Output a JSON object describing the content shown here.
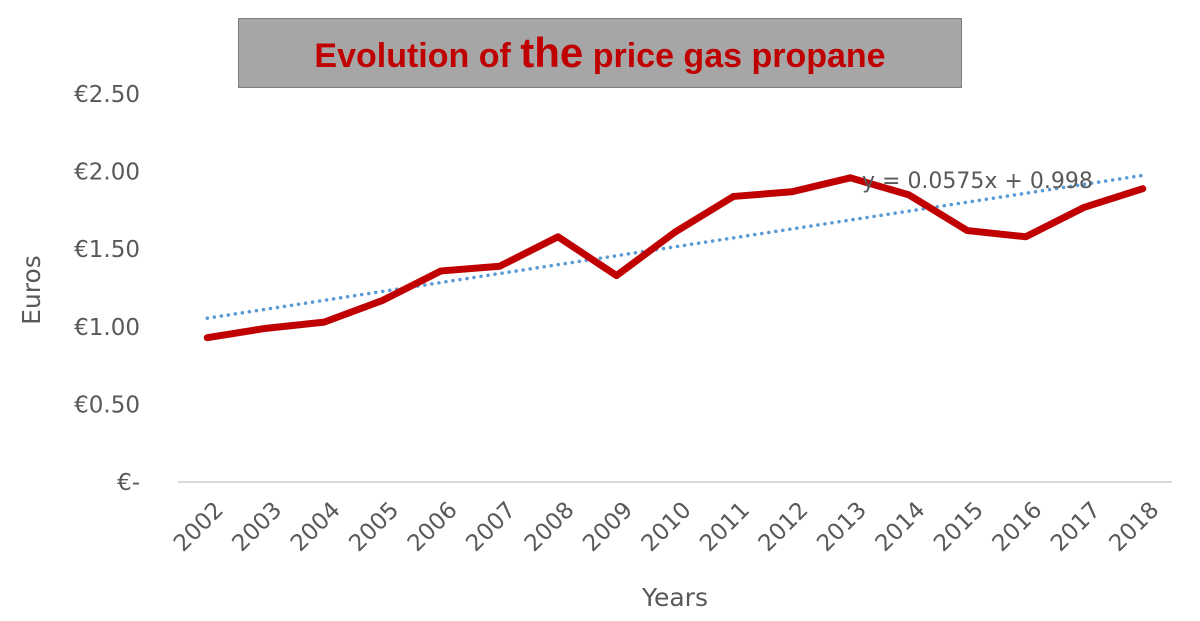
{
  "chart_data": {
    "type": "line",
    "title": {
      "before": "Evolution of ",
      "emphasis": "the",
      "after": " price gas propane"
    },
    "xlabel": "Years",
    "ylabel": "Euros",
    "ylim": [
      0,
      2.5
    ],
    "y_ticks": [
      {
        "value": 0,
        "label": "€-"
      },
      {
        "value": 0.5,
        "label": "€0.50"
      },
      {
        "value": 1.0,
        "label": "€1.00"
      },
      {
        "value": 1.5,
        "label": "€1.50"
      },
      {
        "value": 2.0,
        "label": "€2.00"
      },
      {
        "value": 2.5,
        "label": "€2.50"
      }
    ],
    "categories": [
      "2002",
      "2003",
      "2004",
      "2005",
      "2006",
      "2007",
      "2008",
      "2009",
      "2010",
      "2011",
      "2012",
      "2013",
      "2014",
      "2015",
      "2016",
      "2017",
      "2018"
    ],
    "series": [
      {
        "values": [
          0.93,
          0.99,
          1.03,
          1.17,
          1.36,
          1.39,
          1.58,
          1.33,
          1.61,
          1.84,
          1.87,
          1.96,
          1.85,
          1.62,
          1.58,
          1.77,
          1.89
        ],
        "color": "#c00000",
        "style": "solid"
      }
    ],
    "trendline": {
      "type": "linear",
      "slope": 0.0575,
      "intercept": 0.998,
      "label": "y = 0.0575x + 0.998",
      "color": "#5b9bd5",
      "style": "dotted"
    },
    "grid": false,
    "legend": "none"
  }
}
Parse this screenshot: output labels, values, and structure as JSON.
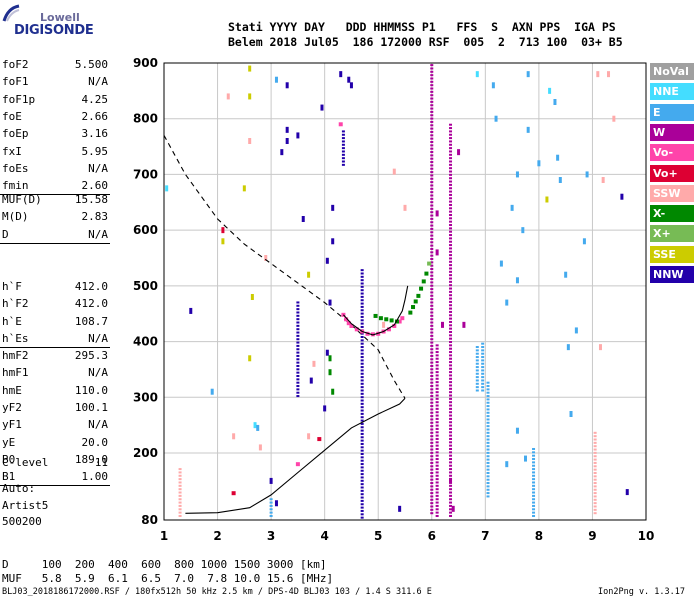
{
  "logo": {
    "line1": "Lowell",
    "line2": "DIGISONDE"
  },
  "header": {
    "row1": "Stati YYYY DAY   DDD HHMMSS P1   FFS  S  AXN PPS  IGA PS",
    "row2": "Belem 2018 Jul05  186 172000 RSF  005  2  713 100  03+ B5"
  },
  "params": {
    "group1": [
      {
        "name": "foF2",
        "value": "5.500"
      },
      {
        "name": "foF1",
        "value": "N/A"
      },
      {
        "name": "foF1p",
        "value": "4.25"
      },
      {
        "name": "foE",
        "value": "2.66"
      },
      {
        "name": "foEp",
        "value": "3.16"
      },
      {
        "name": "fxI",
        "value": "5.95"
      },
      {
        "name": "foEs",
        "value": "N/A"
      },
      {
        "name": "fmin",
        "value": "2.60"
      }
    ],
    "group2": [
      {
        "name": "MUF(D)",
        "value": "15.58"
      },
      {
        "name": "M(D)",
        "value": "2.83"
      },
      {
        "name": "D",
        "value": "N/A"
      }
    ],
    "group3": [
      {
        "name": "h`F",
        "value": "412.0"
      },
      {
        "name": "h`F2",
        "value": "412.0"
      },
      {
        "name": "h`E",
        "value": "108.7"
      },
      {
        "name": "h`Es",
        "value": "N/A"
      }
    ],
    "group4": [
      {
        "name": "hmF2",
        "value": "295.3"
      },
      {
        "name": "hmF1",
        "value": "N/A"
      },
      {
        "name": "hmE",
        "value": "110.0"
      },
      {
        "name": "yF2",
        "value": "100.1"
      },
      {
        "name": "yF1",
        "value": "N/A"
      },
      {
        "name": "yE",
        "value": "20.0"
      },
      {
        "name": "B0",
        "value": "189.0"
      },
      {
        "name": "B1",
        "value": "1.00"
      }
    ],
    "group5": [
      {
        "name": "C-level",
        "value": "11"
      }
    ],
    "auto": [
      "Auto:",
      "Artist5",
      "500200"
    ]
  },
  "legend": [
    {
      "label": "NoVal",
      "color": "#a0a0a0"
    },
    {
      "label": "NNE",
      "color": "#44ddff"
    },
    {
      "label": "E",
      "color": "#44aaee"
    },
    {
      "label": "W",
      "color": "#aa0099"
    },
    {
      "label": "Vo-",
      "color": "#ff44aa"
    },
    {
      "label": "Vo+",
      "color": "#dd0033"
    },
    {
      "label": "SSW",
      "color": "#ffaaaa"
    },
    {
      "label": "X-",
      "color": "#008800"
    },
    {
      "label": "X+",
      "color": "#77bb55"
    },
    {
      "label": "SSE",
      "color": "#cccc00"
    },
    {
      "label": "NNW",
      "color": "#2200aa"
    }
  ],
  "bottom_table": {
    "row1": "D     100  200  400  600  800 1000 1500 3000 [km]",
    "row2": "MUF   5.8  5.9  6.1  6.5  7.0  7.8 10.0 15.6 [MHz]"
  },
  "footer": {
    "left": "BLJ03_2018186172000.RSF / 180fx512h 50 kHz 2.5 km / DPS-4D BLJ03 103 / 1.4 S 311.6 E",
    "right": "Ion2Png v. 1.3.17"
  },
  "chart_data": {
    "type": "scatter",
    "xlim": [
      1,
      10
    ],
    "ylim": [
      80,
      900
    ],
    "xticks": [
      1,
      2,
      3,
      4,
      5,
      6,
      7,
      8,
      9,
      10
    ],
    "yticks": [
      80,
      200,
      300,
      400,
      500,
      600,
      700,
      800,
      900
    ],
    "grid": true,
    "dashed_profile": [
      [
        1.0,
        770
      ],
      [
        1.4,
        700
      ],
      [
        2.0,
        620
      ],
      [
        2.5,
        575
      ],
      [
        3.0,
        540
      ],
      [
        3.5,
        505
      ],
      [
        4.0,
        470
      ],
      [
        4.5,
        430
      ],
      [
        5.0,
        385
      ],
      [
        5.3,
        330
      ],
      [
        5.5,
        298
      ]
    ],
    "solid_profile": [
      [
        1.4,
        92
      ],
      [
        2.0,
        93
      ],
      [
        2.6,
        102
      ],
      [
        3.0,
        125
      ],
      [
        3.5,
        165
      ],
      [
        4.0,
        205
      ],
      [
        4.5,
        245
      ],
      [
        5.0,
        270
      ],
      [
        5.4,
        288
      ],
      [
        5.5,
        298
      ]
    ],
    "trace_curve": [
      [
        4.35,
        448
      ],
      [
        4.5,
        432
      ],
      [
        4.7,
        418
      ],
      [
        4.9,
        412
      ],
      [
        5.1,
        418
      ],
      [
        5.3,
        430
      ],
      [
        5.45,
        455
      ],
      [
        5.5,
        475
      ],
      [
        5.55,
        500
      ]
    ],
    "trace_points": [
      {
        "f": 4.35,
        "h": 448,
        "c": "Vo-"
      },
      {
        "f": 4.4,
        "h": 440,
        "c": "Vo-"
      },
      {
        "f": 4.45,
        "h": 433,
        "c": "Vo-"
      },
      {
        "f": 4.5,
        "h": 428,
        "c": "Vo-"
      },
      {
        "f": 4.6,
        "h": 422,
        "c": "Vo-"
      },
      {
        "f": 4.7,
        "h": 418,
        "c": "Vo-"
      },
      {
        "f": 4.8,
        "h": 414,
        "c": "Vo-"
      },
      {
        "f": 4.9,
        "h": 413,
        "c": "Vo-"
      },
      {
        "f": 5.0,
        "h": 414,
        "c": "Vo-"
      },
      {
        "f": 5.1,
        "h": 418,
        "c": "Vo-"
      },
      {
        "f": 5.2,
        "h": 422,
        "c": "Vo-"
      },
      {
        "f": 5.3,
        "h": 428,
        "c": "Vo-"
      },
      {
        "f": 5.4,
        "h": 436,
        "c": "Vo-"
      },
      {
        "f": 5.45,
        "h": 442,
        "c": "Vo-"
      },
      {
        "f": 4.95,
        "h": 446,
        "c": "X-"
      },
      {
        "f": 5.05,
        "h": 442,
        "c": "X-"
      },
      {
        "f": 5.15,
        "h": 440,
        "c": "X-"
      },
      {
        "f": 5.25,
        "h": 438,
        "c": "X-"
      },
      {
        "f": 5.35,
        "h": 436,
        "c": "X-"
      },
      {
        "f": 5.6,
        "h": 452,
        "c": "X-"
      },
      {
        "f": 5.65,
        "h": 462,
        "c": "X-"
      },
      {
        "f": 5.7,
        "h": 472,
        "c": "X-"
      },
      {
        "f": 5.75,
        "h": 482,
        "c": "X-"
      },
      {
        "f": 5.8,
        "h": 495,
        "c": "X-"
      },
      {
        "f": 5.85,
        "h": 508,
        "c": "X-"
      },
      {
        "f": 5.9,
        "h": 522,
        "c": "X-"
      },
      {
        "f": 5.95,
        "h": 540,
        "c": "X+"
      },
      {
        "f": 4.3,
        "h": 790,
        "c": "Vo-"
      },
      {
        "f": 2.3,
        "h": 128,
        "c": "Vo+"
      },
      {
        "f": 3.9,
        "h": 225,
        "c": "Vo+"
      },
      {
        "f": 3.5,
        "h": 180,
        "c": "Vo-"
      }
    ],
    "columns": [
      {
        "f": 6.0,
        "h1": 90,
        "h2": 900,
        "c": "W"
      },
      {
        "f": 6.35,
        "h1": 85,
        "h2": 790,
        "c": "W"
      },
      {
        "f": 4.7,
        "h1": 82,
        "h2": 530,
        "c": "NNW"
      },
      {
        "f": 4.35,
        "h1": 715,
        "h2": 780,
        "c": "NNW"
      },
      {
        "f": 3.5,
        "h1": 300,
        "h2": 470,
        "c": "NNW"
      },
      {
        "f": 6.85,
        "h1": 310,
        "h2": 390,
        "c": "E"
      },
      {
        "f": 6.95,
        "h1": 310,
        "h2": 395,
        "c": "E"
      },
      {
        "f": 9.05,
        "h1": 90,
        "h2": 240,
        "c": "SSW"
      },
      {
        "f": 1.3,
        "h1": 85,
        "h2": 175,
        "c": "SSW"
      },
      {
        "f": 7.9,
        "h1": 85,
        "h2": 210,
        "c": "E"
      },
      {
        "f": 7.05,
        "h1": 120,
        "h2": 330,
        "c": "E"
      },
      {
        "f": 6.1,
        "h1": 85,
        "h2": 395,
        "c": "W"
      },
      {
        "f": 3.0,
        "h1": 85,
        "h2": 120,
        "c": "E"
      }
    ],
    "scatter": [
      {
        "f": 1.05,
        "h": 675,
        "c": "NNE"
      },
      {
        "f": 1.5,
        "h": 455,
        "c": "NNW"
      },
      {
        "f": 1.9,
        "h": 310,
        "c": "E"
      },
      {
        "f": 2.1,
        "h": 600,
        "c": "Vo+"
      },
      {
        "f": 2.1,
        "h": 580,
        "c": "SSE"
      },
      {
        "f": 2.2,
        "h": 840,
        "c": "SSW"
      },
      {
        "f": 2.3,
        "h": 230,
        "c": "SSW"
      },
      {
        "f": 2.5,
        "h": 675,
        "c": "SSE"
      },
      {
        "f": 2.6,
        "h": 890,
        "c": "SSE"
      },
      {
        "f": 2.6,
        "h": 840,
        "c": "SSE"
      },
      {
        "f": 2.6,
        "h": 760,
        "c": "SSW"
      },
      {
        "f": 2.65,
        "h": 480,
        "c": "SSE"
      },
      {
        "f": 2.6,
        "h": 370,
        "c": "SSE"
      },
      {
        "f": 2.8,
        "h": 210,
        "c": "SSW"
      },
      {
        "f": 2.9,
        "h": 550,
        "c": "SSW"
      },
      {
        "f": 3.1,
        "h": 870,
        "c": "E"
      },
      {
        "f": 3.2,
        "h": 740,
        "c": "NNW"
      },
      {
        "f": 3.3,
        "h": 860,
        "c": "NNW"
      },
      {
        "f": 3.3,
        "h": 780,
        "c": "NNW"
      },
      {
        "f": 3.3,
        "h": 760,
        "c": "NNW"
      },
      {
        "f": 3.5,
        "h": 770,
        "c": "NNW"
      },
      {
        "f": 3.6,
        "h": 620,
        "c": "NNW"
      },
      {
        "f": 3.7,
        "h": 520,
        "c": "SSE"
      },
      {
        "f": 3.7,
        "h": 230,
        "c": "SSW"
      },
      {
        "f": 3.75,
        "h": 330,
        "c": "NNW"
      },
      {
        "f": 3.8,
        "h": 360,
        "c": "SSW"
      },
      {
        "f": 3.95,
        "h": 820,
        "c": "NNW"
      },
      {
        "f": 4.0,
        "h": 280,
        "c": "NNW"
      },
      {
        "f": 4.05,
        "h": 545,
        "c": "NNW"
      },
      {
        "f": 4.05,
        "h": 380,
        "c": "NNW"
      },
      {
        "f": 4.1,
        "h": 470,
        "c": "NNW"
      },
      {
        "f": 4.1,
        "h": 370,
        "c": "X-"
      },
      {
        "f": 4.15,
        "h": 640,
        "c": "NNW"
      },
      {
        "f": 4.15,
        "h": 580,
        "c": "NNW"
      },
      {
        "f": 4.1,
        "h": 345,
        "c": "X-"
      },
      {
        "f": 4.15,
        "h": 310,
        "c": "X-"
      },
      {
        "f": 4.45,
        "h": 870,
        "c": "NNW"
      },
      {
        "f": 4.5,
        "h": 860,
        "c": "NNW"
      },
      {
        "f": 4.3,
        "h": 880,
        "c": "NNW"
      },
      {
        "f": 5.3,
        "h": 705,
        "c": "SSW"
      },
      {
        "f": 5.1,
        "h": 430,
        "c": "SSW"
      },
      {
        "f": 5.5,
        "h": 640,
        "c": "SSW"
      },
      {
        "f": 5.4,
        "h": 100,
        "c": "NNW"
      },
      {
        "f": 6.1,
        "h": 630,
        "c": "W"
      },
      {
        "f": 6.1,
        "h": 560,
        "c": "W"
      },
      {
        "f": 6.2,
        "h": 430,
        "c": "W"
      },
      {
        "f": 6.35,
        "h": 150,
        "c": "W"
      },
      {
        "f": 6.4,
        "h": 100,
        "c": "W"
      },
      {
        "f": 6.5,
        "h": 740,
        "c": "W"
      },
      {
        "f": 6.6,
        "h": 430,
        "c": "W"
      },
      {
        "f": 6.85,
        "h": 880,
        "c": "NNE"
      },
      {
        "f": 7.15,
        "h": 860,
        "c": "E"
      },
      {
        "f": 7.2,
        "h": 800,
        "c": "E"
      },
      {
        "f": 7.3,
        "h": 540,
        "c": "E"
      },
      {
        "f": 7.4,
        "h": 470,
        "c": "E"
      },
      {
        "f": 7.5,
        "h": 640,
        "c": "E"
      },
      {
        "f": 7.6,
        "h": 700,
        "c": "E"
      },
      {
        "f": 7.6,
        "h": 510,
        "c": "E"
      },
      {
        "f": 7.7,
        "h": 600,
        "c": "E"
      },
      {
        "f": 7.8,
        "h": 780,
        "c": "E"
      },
      {
        "f": 7.8,
        "h": 880,
        "c": "E"
      },
      {
        "f": 7.75,
        "h": 190,
        "c": "E"
      },
      {
        "f": 8.0,
        "h": 720,
        "c": "E"
      },
      {
        "f": 8.2,
        "h": 850,
        "c": "NNE"
      },
      {
        "f": 8.3,
        "h": 830,
        "c": "E"
      },
      {
        "f": 8.35,
        "h": 730,
        "c": "E"
      },
      {
        "f": 8.4,
        "h": 690,
        "c": "E"
      },
      {
        "f": 8.5,
        "h": 520,
        "c": "E"
      },
      {
        "f": 8.55,
        "h": 390,
        "c": "E"
      },
      {
        "f": 8.6,
        "h": 270,
        "c": "E"
      },
      {
        "f": 8.7,
        "h": 420,
        "c": "E"
      },
      {
        "f": 8.85,
        "h": 580,
        "c": "E"
      },
      {
        "f": 8.9,
        "h": 700,
        "c": "E"
      },
      {
        "f": 9.1,
        "h": 880,
        "c": "SSW"
      },
      {
        "f": 9.15,
        "h": 390,
        "c": "SSW"
      },
      {
        "f": 9.2,
        "h": 690,
        "c": "SSW"
      },
      {
        "f": 9.3,
        "h": 880,
        "c": "SSW"
      },
      {
        "f": 9.4,
        "h": 800,
        "c": "SSW"
      },
      {
        "f": 9.55,
        "h": 660,
        "c": "NNW"
      },
      {
        "f": 9.65,
        "h": 130,
        "c": "NNW"
      },
      {
        "f": 8.15,
        "h": 655,
        "c": "SSE"
      },
      {
        "f": 2.7,
        "h": 250,
        "c": "NNE"
      },
      {
        "f": 2.75,
        "h": 245,
        "c": "E"
      },
      {
        "f": 3.0,
        "h": 150,
        "c": "NNW"
      },
      {
        "f": 3.1,
        "h": 110,
        "c": "NNW"
      },
      {
        "f": 7.6,
        "h": 240,
        "c": "E"
      },
      {
        "f": 7.4,
        "h": 180,
        "c": "E"
      }
    ]
  }
}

◆ WHAT TO PRODUCE ◆
Find the lines of the material that hold the word "JSON" and report their count alone.

◆ WRITTEN ANSWER ◆
2